--- Job ---
Without skipping anything, write out each record below exactly.

--- Information supplied ---
=====
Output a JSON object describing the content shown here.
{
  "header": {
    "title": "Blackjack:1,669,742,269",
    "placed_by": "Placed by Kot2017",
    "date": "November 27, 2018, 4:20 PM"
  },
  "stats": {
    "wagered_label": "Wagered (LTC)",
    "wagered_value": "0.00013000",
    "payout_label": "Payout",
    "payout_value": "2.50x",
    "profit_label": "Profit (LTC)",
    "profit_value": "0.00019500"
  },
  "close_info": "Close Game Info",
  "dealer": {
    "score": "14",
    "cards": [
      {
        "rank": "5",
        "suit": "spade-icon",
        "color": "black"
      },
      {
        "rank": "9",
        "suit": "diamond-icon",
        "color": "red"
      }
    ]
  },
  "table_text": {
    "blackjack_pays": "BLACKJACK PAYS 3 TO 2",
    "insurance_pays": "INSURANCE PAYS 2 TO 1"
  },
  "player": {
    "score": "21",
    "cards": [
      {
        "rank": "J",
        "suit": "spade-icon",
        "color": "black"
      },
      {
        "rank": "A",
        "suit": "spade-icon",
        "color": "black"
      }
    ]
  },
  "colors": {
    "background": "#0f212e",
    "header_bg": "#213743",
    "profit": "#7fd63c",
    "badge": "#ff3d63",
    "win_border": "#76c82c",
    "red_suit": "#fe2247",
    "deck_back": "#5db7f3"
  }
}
=====
--- Full response ---
Output a JSON object describing the content shown here.
{
  "header": {
    "title": "Blackjack:1,669,742,269",
    "placed_by": "Placed by Kot2017",
    "date": "November 27, 2018, 4:20 PM"
  },
  "stats": {
    "wagered_label": "Wagered (LTC)",
    "wagered_value": "0.00013000",
    "payout_label": "Payout",
    "payout_value": "2.50x",
    "profit_label": "Profit (LTC)",
    "profit_value": "0.00019500"
  },
  "close_info": "Close Game Info",
  "dealer": {
    "score": "14",
    "cards": [
      {
        "rank": "5",
        "suit": "spade-icon",
        "color": "black"
      },
      {
        "rank": "9",
        "suit": "diamond-icon",
        "color": "red"
      }
    ]
  },
  "table_text": {
    "blackjack_pays": "BLACKJACK PAYS 3 TO 2",
    "insurance_pays": "INSURANCE PAYS 2 TO 1"
  },
  "player": {
    "score": "21",
    "cards": [
      {
        "rank": "J",
        "suit": "spade-icon",
        "color": "black"
      },
      {
        "rank": "A",
        "suit": "spade-icon",
        "color": "black"
      }
    ]
  },
  "colors": {
    "background": "#0f212e",
    "header_bg": "#213743",
    "profit": "#7fd63c",
    "badge": "#ff3d63",
    "win_border": "#76c82c",
    "red_suit": "#fe2247",
    "deck_back": "#5db7f3"
  }
}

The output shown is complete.